**CHALLENGE**
In the entries below, find the lines with the word "account" and copy them.

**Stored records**
_ _ _ _ _
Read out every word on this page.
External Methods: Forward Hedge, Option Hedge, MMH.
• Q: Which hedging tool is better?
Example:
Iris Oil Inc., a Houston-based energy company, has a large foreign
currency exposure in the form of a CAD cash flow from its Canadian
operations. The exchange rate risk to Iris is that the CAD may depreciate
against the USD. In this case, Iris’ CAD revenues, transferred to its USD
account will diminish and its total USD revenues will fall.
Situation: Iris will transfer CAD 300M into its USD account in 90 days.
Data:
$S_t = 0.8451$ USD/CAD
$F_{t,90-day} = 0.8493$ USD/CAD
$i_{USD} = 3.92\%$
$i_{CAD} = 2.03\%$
_ _ _ _ _
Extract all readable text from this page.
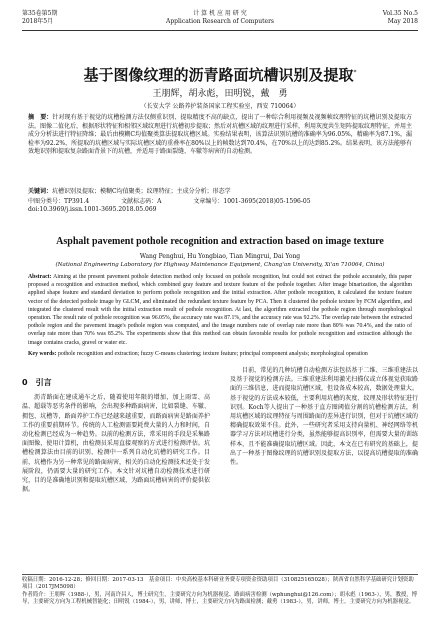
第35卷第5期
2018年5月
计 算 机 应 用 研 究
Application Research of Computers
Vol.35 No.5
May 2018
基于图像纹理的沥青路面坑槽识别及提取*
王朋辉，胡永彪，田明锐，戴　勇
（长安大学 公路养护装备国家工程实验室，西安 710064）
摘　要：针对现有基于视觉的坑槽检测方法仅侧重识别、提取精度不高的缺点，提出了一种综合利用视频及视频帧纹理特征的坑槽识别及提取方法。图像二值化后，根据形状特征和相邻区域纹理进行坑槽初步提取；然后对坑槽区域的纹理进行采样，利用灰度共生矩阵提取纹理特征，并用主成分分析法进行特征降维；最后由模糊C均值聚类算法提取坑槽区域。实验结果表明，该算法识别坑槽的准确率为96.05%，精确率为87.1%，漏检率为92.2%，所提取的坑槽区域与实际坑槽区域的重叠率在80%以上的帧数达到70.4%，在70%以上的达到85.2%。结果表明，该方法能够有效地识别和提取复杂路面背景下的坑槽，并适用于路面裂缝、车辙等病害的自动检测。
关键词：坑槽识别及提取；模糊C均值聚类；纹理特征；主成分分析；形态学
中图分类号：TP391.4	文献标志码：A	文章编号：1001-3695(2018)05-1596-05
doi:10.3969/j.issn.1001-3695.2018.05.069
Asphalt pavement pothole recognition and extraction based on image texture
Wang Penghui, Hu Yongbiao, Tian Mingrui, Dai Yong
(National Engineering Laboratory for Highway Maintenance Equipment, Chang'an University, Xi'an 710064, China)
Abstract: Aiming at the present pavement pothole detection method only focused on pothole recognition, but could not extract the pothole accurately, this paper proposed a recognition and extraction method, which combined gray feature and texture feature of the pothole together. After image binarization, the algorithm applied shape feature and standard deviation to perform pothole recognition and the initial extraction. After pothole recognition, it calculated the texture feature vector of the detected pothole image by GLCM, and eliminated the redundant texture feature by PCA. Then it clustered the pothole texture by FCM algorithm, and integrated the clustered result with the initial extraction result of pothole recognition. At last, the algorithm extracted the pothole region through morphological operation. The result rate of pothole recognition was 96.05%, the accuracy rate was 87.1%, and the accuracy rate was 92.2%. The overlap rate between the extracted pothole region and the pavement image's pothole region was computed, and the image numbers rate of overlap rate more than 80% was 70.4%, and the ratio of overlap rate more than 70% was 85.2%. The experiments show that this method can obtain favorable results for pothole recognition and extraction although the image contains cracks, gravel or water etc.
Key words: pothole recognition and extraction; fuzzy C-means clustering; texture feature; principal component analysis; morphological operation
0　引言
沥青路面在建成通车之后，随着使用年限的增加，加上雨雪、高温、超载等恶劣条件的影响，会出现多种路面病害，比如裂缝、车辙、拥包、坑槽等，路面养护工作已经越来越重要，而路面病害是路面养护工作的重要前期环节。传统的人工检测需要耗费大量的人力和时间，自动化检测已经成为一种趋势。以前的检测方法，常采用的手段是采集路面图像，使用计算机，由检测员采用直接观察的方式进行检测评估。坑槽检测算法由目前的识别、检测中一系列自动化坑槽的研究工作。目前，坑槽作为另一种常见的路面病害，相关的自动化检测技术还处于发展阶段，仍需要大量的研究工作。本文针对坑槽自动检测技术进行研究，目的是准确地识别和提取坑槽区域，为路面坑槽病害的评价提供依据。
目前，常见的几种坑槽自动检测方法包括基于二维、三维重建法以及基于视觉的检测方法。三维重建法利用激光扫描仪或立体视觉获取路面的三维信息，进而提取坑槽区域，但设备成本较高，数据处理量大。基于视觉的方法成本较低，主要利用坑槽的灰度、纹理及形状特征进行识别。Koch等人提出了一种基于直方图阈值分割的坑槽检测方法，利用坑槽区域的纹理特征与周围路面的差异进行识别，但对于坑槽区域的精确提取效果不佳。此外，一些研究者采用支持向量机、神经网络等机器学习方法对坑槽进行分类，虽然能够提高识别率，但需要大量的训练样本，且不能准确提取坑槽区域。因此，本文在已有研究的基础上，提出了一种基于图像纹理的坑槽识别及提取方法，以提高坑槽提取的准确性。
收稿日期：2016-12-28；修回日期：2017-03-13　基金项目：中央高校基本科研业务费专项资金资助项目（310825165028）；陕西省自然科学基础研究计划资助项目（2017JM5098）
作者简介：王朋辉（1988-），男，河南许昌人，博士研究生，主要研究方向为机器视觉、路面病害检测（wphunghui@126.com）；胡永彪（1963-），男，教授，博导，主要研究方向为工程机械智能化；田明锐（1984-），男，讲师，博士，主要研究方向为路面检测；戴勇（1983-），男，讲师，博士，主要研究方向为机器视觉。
_ _ _ _ _
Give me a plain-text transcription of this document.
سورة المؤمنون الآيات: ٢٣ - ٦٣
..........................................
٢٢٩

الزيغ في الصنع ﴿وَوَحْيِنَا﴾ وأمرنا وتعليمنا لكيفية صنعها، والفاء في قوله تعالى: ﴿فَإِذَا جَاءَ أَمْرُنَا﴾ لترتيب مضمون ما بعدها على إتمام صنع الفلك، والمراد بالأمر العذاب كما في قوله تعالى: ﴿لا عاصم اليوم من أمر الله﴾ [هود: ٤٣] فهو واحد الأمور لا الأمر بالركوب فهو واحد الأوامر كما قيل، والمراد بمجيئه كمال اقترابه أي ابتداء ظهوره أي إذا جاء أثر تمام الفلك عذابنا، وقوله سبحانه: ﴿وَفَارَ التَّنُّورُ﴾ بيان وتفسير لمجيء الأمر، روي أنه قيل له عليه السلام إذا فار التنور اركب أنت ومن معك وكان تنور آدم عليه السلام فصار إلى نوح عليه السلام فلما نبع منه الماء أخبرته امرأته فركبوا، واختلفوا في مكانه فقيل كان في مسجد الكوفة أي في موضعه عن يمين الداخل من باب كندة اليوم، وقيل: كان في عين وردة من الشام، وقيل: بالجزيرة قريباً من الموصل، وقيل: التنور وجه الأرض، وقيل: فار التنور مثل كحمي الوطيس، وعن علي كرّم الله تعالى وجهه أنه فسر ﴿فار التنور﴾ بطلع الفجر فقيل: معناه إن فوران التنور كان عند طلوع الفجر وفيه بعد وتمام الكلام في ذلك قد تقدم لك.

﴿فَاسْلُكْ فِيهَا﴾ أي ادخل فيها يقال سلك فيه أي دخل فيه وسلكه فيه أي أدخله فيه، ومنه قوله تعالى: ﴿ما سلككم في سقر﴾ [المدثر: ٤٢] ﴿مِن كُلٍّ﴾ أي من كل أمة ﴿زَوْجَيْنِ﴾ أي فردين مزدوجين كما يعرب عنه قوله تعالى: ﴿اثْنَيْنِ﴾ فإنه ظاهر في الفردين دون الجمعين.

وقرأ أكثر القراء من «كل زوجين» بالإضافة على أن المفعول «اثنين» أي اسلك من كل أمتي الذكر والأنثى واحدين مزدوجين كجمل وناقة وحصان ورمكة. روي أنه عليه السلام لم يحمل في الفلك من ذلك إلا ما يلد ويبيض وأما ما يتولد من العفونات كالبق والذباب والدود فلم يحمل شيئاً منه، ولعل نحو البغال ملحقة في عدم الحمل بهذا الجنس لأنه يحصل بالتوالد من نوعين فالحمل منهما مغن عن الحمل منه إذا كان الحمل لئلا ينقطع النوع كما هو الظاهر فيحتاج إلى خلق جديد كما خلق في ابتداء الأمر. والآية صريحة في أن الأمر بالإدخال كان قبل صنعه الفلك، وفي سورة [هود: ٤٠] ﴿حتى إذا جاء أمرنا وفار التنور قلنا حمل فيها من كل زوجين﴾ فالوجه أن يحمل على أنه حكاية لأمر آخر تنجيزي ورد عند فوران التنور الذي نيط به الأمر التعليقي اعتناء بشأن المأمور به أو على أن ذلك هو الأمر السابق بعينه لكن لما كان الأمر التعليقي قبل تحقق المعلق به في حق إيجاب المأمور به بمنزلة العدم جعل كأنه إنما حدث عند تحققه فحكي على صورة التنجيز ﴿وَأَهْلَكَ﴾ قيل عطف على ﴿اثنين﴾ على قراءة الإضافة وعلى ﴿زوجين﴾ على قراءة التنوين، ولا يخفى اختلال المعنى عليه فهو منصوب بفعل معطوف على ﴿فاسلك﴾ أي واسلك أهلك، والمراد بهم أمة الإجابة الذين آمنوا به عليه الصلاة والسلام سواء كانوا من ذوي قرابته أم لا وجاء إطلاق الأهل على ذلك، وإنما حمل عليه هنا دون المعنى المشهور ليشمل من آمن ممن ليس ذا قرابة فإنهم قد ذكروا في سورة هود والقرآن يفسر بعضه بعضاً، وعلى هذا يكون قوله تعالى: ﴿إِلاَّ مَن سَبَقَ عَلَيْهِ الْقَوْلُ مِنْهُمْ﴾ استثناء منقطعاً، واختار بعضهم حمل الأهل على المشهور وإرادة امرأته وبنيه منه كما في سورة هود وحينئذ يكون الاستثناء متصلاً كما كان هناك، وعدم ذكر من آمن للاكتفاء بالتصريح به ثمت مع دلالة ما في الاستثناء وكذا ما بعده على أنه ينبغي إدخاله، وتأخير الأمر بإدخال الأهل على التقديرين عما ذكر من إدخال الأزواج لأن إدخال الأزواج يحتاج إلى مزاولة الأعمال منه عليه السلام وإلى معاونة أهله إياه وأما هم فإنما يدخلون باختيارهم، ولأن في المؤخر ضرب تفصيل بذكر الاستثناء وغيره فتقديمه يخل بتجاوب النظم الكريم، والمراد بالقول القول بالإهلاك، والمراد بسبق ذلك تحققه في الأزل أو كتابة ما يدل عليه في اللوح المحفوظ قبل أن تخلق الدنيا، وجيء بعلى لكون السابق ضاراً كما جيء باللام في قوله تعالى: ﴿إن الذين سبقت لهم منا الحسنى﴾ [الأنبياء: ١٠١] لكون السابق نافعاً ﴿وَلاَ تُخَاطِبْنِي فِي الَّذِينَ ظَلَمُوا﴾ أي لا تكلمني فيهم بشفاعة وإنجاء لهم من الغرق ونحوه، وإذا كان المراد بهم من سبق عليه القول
_ _ _ _ _
**EXERCISE ANSWER**
account will diminish and its total USD revenues will fall.
Situation: Iris will transfer CAD 300M into its USD account in 90 days.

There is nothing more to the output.